> PROBLEM: All records must be quoted exactly. Omit the pictures.

> TASK DATA:
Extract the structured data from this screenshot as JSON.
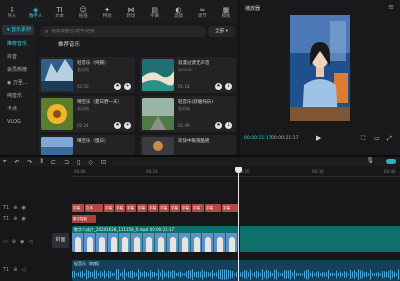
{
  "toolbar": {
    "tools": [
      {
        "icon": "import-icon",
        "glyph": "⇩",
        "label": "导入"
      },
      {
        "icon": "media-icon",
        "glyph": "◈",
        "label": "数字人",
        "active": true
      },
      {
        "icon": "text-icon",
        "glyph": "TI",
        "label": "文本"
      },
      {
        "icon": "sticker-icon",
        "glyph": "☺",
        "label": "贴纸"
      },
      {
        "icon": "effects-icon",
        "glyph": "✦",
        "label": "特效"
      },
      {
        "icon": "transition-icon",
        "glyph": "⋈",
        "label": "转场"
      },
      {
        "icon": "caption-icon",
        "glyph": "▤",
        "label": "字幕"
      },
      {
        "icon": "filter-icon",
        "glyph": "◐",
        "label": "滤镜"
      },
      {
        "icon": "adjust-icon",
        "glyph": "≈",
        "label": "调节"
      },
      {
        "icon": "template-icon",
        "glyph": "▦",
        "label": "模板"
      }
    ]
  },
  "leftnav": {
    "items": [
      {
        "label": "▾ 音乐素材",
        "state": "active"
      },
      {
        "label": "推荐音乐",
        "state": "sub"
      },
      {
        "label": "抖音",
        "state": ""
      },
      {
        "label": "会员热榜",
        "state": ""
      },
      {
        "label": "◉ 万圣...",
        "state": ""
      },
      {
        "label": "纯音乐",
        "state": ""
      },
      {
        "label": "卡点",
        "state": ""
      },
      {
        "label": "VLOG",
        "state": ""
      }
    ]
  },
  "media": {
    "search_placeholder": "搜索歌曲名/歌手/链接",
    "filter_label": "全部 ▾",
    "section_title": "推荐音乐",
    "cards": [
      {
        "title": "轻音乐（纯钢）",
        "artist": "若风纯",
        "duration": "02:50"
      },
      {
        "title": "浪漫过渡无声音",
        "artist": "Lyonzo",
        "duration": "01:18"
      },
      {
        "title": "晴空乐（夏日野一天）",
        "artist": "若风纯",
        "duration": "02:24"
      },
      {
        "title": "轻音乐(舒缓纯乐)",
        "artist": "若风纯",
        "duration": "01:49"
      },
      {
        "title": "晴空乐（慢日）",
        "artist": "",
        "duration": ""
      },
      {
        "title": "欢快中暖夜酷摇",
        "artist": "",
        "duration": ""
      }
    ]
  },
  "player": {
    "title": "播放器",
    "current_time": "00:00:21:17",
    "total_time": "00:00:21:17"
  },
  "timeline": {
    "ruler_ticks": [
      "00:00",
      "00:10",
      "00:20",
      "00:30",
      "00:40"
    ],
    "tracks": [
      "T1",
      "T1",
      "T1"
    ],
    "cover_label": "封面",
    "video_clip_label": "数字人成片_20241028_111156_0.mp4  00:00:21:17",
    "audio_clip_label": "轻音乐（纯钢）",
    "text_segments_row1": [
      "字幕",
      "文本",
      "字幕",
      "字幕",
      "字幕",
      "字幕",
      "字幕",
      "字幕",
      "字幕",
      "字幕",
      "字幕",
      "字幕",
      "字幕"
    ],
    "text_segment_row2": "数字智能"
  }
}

> RESULT FOR THIS TASK:
Extract the structured data from this screenshot as JSON.
{
  "toolbar": {
    "tools": [
      {
        "icon": "import-icon",
        "glyph": "⇩",
        "label": "导入"
      },
      {
        "icon": "media-icon",
        "glyph": "◈",
        "label": "数字人",
        "active": true
      },
      {
        "icon": "text-icon",
        "glyph": "TI",
        "label": "文本"
      },
      {
        "icon": "sticker-icon",
        "glyph": "☺",
        "label": "贴纸"
      },
      {
        "icon": "effects-icon",
        "glyph": "✦",
        "label": "特效"
      },
      {
        "icon": "transition-icon",
        "glyph": "⋈",
        "label": "转场"
      },
      {
        "icon": "caption-icon",
        "glyph": "▤",
        "label": "字幕"
      },
      {
        "icon": "filter-icon",
        "glyph": "◐",
        "label": "滤镜"
      },
      {
        "icon": "adjust-icon",
        "glyph": "≈",
        "label": "调节"
      },
      {
        "icon": "template-icon",
        "glyph": "▦",
        "label": "模板"
      }
    ]
  },
  "leftnav": {
    "items": [
      {
        "label": "▾ 音乐素材",
        "state": "active"
      },
      {
        "label": "推荐音乐",
        "state": "sub"
      },
      {
        "label": "抖音",
        "state": ""
      },
      {
        "label": "会员热榜",
        "state": ""
      },
      {
        "label": "◉ 万圣...",
        "state": ""
      },
      {
        "label": "纯音乐",
        "state": ""
      },
      {
        "label": "卡点",
        "state": ""
      },
      {
        "label": "VLOG",
        "state": ""
      }
    ]
  },
  "media": {
    "search_placeholder": "搜索歌曲名/歌手/链接",
    "filter_label": "全部 ▾",
    "section_title": "推荐音乐",
    "cards": [
      {
        "title": "轻音乐（纯钢）",
        "artist": "若风纯",
        "duration": "02:50"
      },
      {
        "title": "浪漫过渡无声音",
        "artist": "Lyonzo",
        "duration": "01:18"
      },
      {
        "title": "晴空乐（夏日野一天）",
        "artist": "若风纯",
        "duration": "02:24"
      },
      {
        "title": "轻音乐(舒缓纯乐)",
        "artist": "若风纯",
        "duration": "01:49"
      },
      {
        "title": "晴空乐（慢日）",
        "artist": "",
        "duration": ""
      },
      {
        "title": "欢快中暖夜酷摇",
        "artist": "",
        "duration": ""
      }
    ]
  },
  "player": {
    "title": "播放器",
    "current_time": "00:00:21:17",
    "total_time": "00:00:21:17"
  },
  "timeline": {
    "ruler_ticks": [
      "00:00",
      "00:10",
      "00:20",
      "00:30",
      "00:40"
    ],
    "tracks": [
      "T1",
      "T1",
      "T1"
    ],
    "cover_label": "封面",
    "video_clip_label": "数字人成片_20241028_111156_0.mp4  00:00:21:17",
    "audio_clip_label": "轻音乐（纯钢）",
    "text_segments_row1": [
      "字幕",
      "文本",
      "字幕",
      "字幕",
      "字幕",
      "字幕",
      "字幕",
      "字幕",
      "字幕",
      "字幕",
      "字幕",
      "字幕",
      "字幕"
    ],
    "text_segment_row2": "数字智能"
  }
}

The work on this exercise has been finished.